> TASK DIRECTIONS
Repeat all of the material exactly as given.

Dataset items:

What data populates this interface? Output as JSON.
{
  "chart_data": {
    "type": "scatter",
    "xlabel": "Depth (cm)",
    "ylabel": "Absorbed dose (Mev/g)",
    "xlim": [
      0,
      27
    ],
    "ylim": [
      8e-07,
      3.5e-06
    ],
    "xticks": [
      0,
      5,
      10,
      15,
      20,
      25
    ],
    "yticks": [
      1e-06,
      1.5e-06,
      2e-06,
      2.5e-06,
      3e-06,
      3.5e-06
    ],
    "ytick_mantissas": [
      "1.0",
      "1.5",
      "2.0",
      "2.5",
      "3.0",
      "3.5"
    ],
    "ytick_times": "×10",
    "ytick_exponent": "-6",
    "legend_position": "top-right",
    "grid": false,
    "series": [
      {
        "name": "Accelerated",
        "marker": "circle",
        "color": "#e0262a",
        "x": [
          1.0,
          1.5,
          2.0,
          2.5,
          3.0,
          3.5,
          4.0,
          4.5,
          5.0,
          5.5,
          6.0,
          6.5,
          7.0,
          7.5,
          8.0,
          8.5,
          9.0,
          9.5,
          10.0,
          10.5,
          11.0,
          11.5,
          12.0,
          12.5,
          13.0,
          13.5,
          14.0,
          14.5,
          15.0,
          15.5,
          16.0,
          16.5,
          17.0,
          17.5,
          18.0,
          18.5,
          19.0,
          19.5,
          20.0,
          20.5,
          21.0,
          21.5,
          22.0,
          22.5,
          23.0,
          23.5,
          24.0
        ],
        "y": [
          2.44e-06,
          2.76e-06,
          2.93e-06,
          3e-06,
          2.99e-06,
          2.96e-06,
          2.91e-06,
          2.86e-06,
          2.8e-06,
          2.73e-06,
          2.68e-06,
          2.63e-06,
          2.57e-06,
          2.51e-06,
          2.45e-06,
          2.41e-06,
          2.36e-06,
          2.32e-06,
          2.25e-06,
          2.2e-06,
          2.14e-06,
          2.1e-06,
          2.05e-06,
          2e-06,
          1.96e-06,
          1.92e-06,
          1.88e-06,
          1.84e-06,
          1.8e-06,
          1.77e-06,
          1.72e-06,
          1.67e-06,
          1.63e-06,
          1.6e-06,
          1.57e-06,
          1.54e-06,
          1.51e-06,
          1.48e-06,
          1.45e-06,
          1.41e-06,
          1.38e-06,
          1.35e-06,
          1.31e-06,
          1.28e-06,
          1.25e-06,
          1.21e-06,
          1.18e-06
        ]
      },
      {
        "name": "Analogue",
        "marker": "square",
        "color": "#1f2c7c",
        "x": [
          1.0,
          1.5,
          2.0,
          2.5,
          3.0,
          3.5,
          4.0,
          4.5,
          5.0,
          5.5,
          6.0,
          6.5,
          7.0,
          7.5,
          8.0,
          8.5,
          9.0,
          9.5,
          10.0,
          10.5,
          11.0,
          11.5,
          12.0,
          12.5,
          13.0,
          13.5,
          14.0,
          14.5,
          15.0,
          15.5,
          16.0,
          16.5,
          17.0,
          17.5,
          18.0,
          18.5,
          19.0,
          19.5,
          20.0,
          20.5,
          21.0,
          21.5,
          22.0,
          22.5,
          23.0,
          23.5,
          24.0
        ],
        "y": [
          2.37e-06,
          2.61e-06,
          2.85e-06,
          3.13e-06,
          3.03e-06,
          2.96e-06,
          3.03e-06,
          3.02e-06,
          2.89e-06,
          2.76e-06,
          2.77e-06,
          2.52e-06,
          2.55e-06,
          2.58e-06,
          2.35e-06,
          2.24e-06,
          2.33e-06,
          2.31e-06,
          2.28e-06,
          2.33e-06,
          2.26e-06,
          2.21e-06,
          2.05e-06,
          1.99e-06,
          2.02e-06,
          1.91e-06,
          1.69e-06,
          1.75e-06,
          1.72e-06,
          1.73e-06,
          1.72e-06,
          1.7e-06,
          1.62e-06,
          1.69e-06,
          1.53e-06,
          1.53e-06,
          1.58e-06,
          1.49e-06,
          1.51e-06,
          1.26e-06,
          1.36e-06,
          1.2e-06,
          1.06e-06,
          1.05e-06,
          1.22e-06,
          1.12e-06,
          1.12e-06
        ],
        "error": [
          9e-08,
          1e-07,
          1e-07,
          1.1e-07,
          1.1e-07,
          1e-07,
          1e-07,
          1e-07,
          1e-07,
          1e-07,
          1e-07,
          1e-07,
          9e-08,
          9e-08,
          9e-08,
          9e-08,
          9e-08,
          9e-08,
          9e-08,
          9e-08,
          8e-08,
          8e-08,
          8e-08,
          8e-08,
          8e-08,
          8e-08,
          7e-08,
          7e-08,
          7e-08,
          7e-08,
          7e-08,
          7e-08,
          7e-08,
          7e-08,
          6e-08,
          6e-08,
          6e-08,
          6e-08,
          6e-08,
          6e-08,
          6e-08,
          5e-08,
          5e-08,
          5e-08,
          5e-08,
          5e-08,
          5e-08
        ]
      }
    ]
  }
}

> RIGHT ANSWER
What data populates this interface? Output as JSON.
{
  "chart_data": {
    "type": "scatter",
    "xlabel": "Depth (cm)",
    "ylabel": "Absorbed dose (Mev/g)",
    "xlim": [
      0,
      27
    ],
    "ylim": [
      8e-07,
      3.5e-06
    ],
    "xticks": [
      0,
      5,
      10,
      15,
      20,
      25
    ],
    "yticks": [
      1e-06,
      1.5e-06,
      2e-06,
      2.5e-06,
      3e-06,
      3.5e-06
    ],
    "ytick_mantissas": [
      "1.0",
      "1.5",
      "2.0",
      "2.5",
      "3.0",
      "3.5"
    ],
    "ytick_times": "×10",
    "ytick_exponent": "-6",
    "legend_position": "top-right",
    "grid": false,
    "series": [
      {
        "name": "Accelerated",
        "marker": "circle",
        "color": "#e0262a",
        "x": [
          1.0,
          1.5,
          2.0,
          2.5,
          3.0,
          3.5,
          4.0,
          4.5,
          5.0,
          5.5,
          6.0,
          6.5,
          7.0,
          7.5,
          8.0,
          8.5,
          9.0,
          9.5,
          10.0,
          10.5,
          11.0,
          11.5,
          12.0,
          12.5,
          13.0,
          13.5,
          14.0,
          14.5,
          15.0,
          15.5,
          16.0,
          16.5,
          17.0,
          17.5,
          18.0,
          18.5,
          19.0,
          19.5,
          20.0,
          20.5,
          21.0,
          21.5,
          22.0,
          22.5,
          23.0,
          23.5,
          24.0
        ],
        "y": [
          2.44e-06,
          2.76e-06,
          2.93e-06,
          3e-06,
          2.99e-06,
          2.96e-06,
          2.91e-06,
          2.86e-06,
          2.8e-06,
          2.73e-06,
          2.68e-06,
          2.63e-06,
          2.57e-06,
          2.51e-06,
          2.45e-06,
          2.41e-06,
          2.36e-06,
          2.32e-06,
          2.25e-06,
          2.2e-06,
          2.14e-06,
          2.1e-06,
          2.05e-06,
          2e-06,
          1.96e-06,
          1.92e-06,
          1.88e-06,
          1.84e-06,
          1.8e-06,
          1.77e-06,
          1.72e-06,
          1.67e-06,
          1.63e-06,
          1.6e-06,
          1.57e-06,
          1.54e-06,
          1.51e-06,
          1.48e-06,
          1.45e-06,
          1.41e-06,
          1.38e-06,
          1.35e-06,
          1.31e-06,
          1.28e-06,
          1.25e-06,
          1.21e-06,
          1.18e-06
        ]
      },
      {
        "name": "Analogue",
        "marker": "square",
        "color": "#1f2c7c",
        "x": [
          1.0,
          1.5,
          2.0,
          2.5,
          3.0,
          3.5,
          4.0,
          4.5,
          5.0,
          5.5,
          6.0,
          6.5,
          7.0,
          7.5,
          8.0,
          8.5,
          9.0,
          9.5,
          10.0,
          10.5,
          11.0,
          11.5,
          12.0,
          12.5,
          13.0,
          13.5,
          14.0,
          14.5,
          15.0,
          15.5,
          16.0,
          16.5,
          17.0,
          17.5,
          18.0,
          18.5,
          19.0,
          19.5,
          20.0,
          20.5,
          21.0,
          21.5,
          22.0,
          22.5,
          23.0,
          23.5,
          24.0
        ],
        "y": [
          2.37e-06,
          2.61e-06,
          2.85e-06,
          3.13e-06,
          3.03e-06,
          2.96e-06,
          3.03e-06,
          3.02e-06,
          2.89e-06,
          2.76e-06,
          2.77e-06,
          2.52e-06,
          2.55e-06,
          2.58e-06,
          2.35e-06,
          2.24e-06,
          2.33e-06,
          2.31e-06,
          2.28e-06,
          2.33e-06,
          2.26e-06,
          2.21e-06,
          2.05e-06,
          1.99e-06,
          2.02e-06,
          1.91e-06,
          1.69e-06,
          1.75e-06,
          1.72e-06,
          1.73e-06,
          1.72e-06,
          1.7e-06,
          1.62e-06,
          1.69e-06,
          1.53e-06,
          1.53e-06,
          1.58e-06,
          1.49e-06,
          1.51e-06,
          1.26e-06,
          1.36e-06,
          1.2e-06,
          1.06e-06,
          1.05e-06,
          1.22e-06,
          1.12e-06,
          1.12e-06
        ],
        "error": [
          9e-08,
          1e-07,
          1e-07,
          1.1e-07,
          1.1e-07,
          1e-07,
          1e-07,
          1e-07,
          1e-07,
          1e-07,
          1e-07,
          1e-07,
          9e-08,
          9e-08,
          9e-08,
          9e-08,
          9e-08,
          9e-08,
          9e-08,
          9e-08,
          8e-08,
          8e-08,
          8e-08,
          8e-08,
          8e-08,
          8e-08,
          7e-08,
          7e-08,
          7e-08,
          7e-08,
          7e-08,
          7e-08,
          7e-08,
          7e-08,
          6e-08,
          6e-08,
          6e-08,
          6e-08,
          6e-08,
          6e-08,
          6e-08,
          5e-08,
          5e-08,
          5e-08,
          5e-08,
          5e-08,
          5e-08
        ]
      }
    ]
  }
}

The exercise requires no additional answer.